begin

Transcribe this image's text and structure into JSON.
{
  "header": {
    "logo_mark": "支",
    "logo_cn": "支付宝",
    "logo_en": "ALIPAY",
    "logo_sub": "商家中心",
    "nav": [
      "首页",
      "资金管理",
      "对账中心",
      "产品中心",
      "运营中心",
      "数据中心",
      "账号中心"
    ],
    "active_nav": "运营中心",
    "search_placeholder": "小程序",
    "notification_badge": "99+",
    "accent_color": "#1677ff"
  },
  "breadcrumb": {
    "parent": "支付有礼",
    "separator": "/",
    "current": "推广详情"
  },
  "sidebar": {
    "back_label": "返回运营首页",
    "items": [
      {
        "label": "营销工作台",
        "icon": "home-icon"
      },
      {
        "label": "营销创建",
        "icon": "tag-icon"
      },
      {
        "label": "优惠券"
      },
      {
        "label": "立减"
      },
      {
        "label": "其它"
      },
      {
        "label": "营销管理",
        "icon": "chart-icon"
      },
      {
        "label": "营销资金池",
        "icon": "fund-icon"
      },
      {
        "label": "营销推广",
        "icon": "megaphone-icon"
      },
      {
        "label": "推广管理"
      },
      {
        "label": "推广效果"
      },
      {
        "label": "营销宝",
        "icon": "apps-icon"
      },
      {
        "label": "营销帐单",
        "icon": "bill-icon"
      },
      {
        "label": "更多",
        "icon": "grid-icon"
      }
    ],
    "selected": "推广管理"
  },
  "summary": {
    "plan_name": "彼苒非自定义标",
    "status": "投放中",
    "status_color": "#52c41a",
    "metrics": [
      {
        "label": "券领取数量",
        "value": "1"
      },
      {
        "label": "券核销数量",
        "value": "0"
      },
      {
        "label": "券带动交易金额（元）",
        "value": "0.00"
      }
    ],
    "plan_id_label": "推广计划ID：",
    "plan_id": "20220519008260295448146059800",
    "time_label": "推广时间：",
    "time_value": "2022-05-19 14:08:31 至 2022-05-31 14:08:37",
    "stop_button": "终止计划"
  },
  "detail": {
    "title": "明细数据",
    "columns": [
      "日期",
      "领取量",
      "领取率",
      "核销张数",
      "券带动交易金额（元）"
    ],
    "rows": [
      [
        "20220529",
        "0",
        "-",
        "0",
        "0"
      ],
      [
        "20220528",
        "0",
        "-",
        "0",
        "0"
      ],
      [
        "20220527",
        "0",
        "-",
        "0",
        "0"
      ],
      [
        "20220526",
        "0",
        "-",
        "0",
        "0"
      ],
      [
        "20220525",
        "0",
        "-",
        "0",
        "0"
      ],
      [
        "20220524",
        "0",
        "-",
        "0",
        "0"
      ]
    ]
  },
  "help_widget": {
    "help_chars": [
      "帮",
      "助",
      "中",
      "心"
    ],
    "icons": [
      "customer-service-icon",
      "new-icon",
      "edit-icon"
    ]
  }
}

end

■ **Exercise details**
Recopy the whole listing exactly.

■ **Worked solution**
Transcribe this image's text and structure into JSON.
{
  "header": {
    "logo_mark": "支",
    "logo_cn": "支付宝",
    "logo_en": "ALIPAY",
    "logo_sub": "商家中心",
    "nav": [
      "首页",
      "资金管理",
      "对账中心",
      "产品中心",
      "运营中心",
      "数据中心",
      "账号中心"
    ],
    "active_nav": "运营中心",
    "search_placeholder": "小程序",
    "notification_badge": "99+",
    "accent_color": "#1677ff"
  },
  "breadcrumb": {
    "parent": "支付有礼",
    "separator": "/",
    "current": "推广详情"
  },
  "sidebar": {
    "back_label": "返回运营首页",
    "items": [
      {
        "label": "营销工作台",
        "icon": "home-icon"
      },
      {
        "label": "营销创建",
        "icon": "tag-icon"
      },
      {
        "label": "优惠券"
      },
      {
        "label": "立减"
      },
      {
        "label": "其它"
      },
      {
        "label": "营销管理",
        "icon": "chart-icon"
      },
      {
        "label": "营销资金池",
        "icon": "fund-icon"
      },
      {
        "label": "营销推广",
        "icon": "megaphone-icon"
      },
      {
        "label": "推广管理"
      },
      {
        "label": "推广效果"
      },
      {
        "label": "营销宝",
        "icon": "apps-icon"
      },
      {
        "label": "营销帐单",
        "icon": "bill-icon"
      },
      {
        "label": "更多",
        "icon": "grid-icon"
      }
    ],
    "selected": "推广管理"
  },
  "summary": {
    "plan_name": "彼苒非自定义标",
    "status": "投放中",
    "status_color": "#52c41a",
    "metrics": [
      {
        "label": "券领取数量",
        "value": "1"
      },
      {
        "label": "券核销数量",
        "value": "0"
      },
      {
        "label": "券带动交易金额（元）",
        "value": "0.00"
      }
    ],
    "plan_id_label": "推广计划ID：",
    "plan_id": "20220519008260295448146059800",
    "time_label": "推广时间：",
    "time_value": "2022-05-19 14:08:31 至 2022-05-31 14:08:37",
    "stop_button": "终止计划"
  },
  "detail": {
    "title": "明细数据",
    "columns": [
      "日期",
      "领取量",
      "领取率",
      "核销张数",
      "券带动交易金额（元）"
    ],
    "rows": [
      [
        "20220529",
        "0",
        "-",
        "0",
        "0"
      ],
      [
        "20220528",
        "0",
        "-",
        "0",
        "0"
      ],
      [
        "20220527",
        "0",
        "-",
        "0",
        "0"
      ],
      [
        "20220526",
        "0",
        "-",
        "0",
        "0"
      ],
      [
        "20220525",
        "0",
        "-",
        "0",
        "0"
      ],
      [
        "20220524",
        "0",
        "-",
        "0",
        "0"
      ]
    ]
  },
  "help_widget": {
    "help_chars": [
      "帮",
      "助",
      "中",
      "心"
    ],
    "icons": [
      "customer-service-icon",
      "new-icon",
      "edit-icon"
    ]
  }
}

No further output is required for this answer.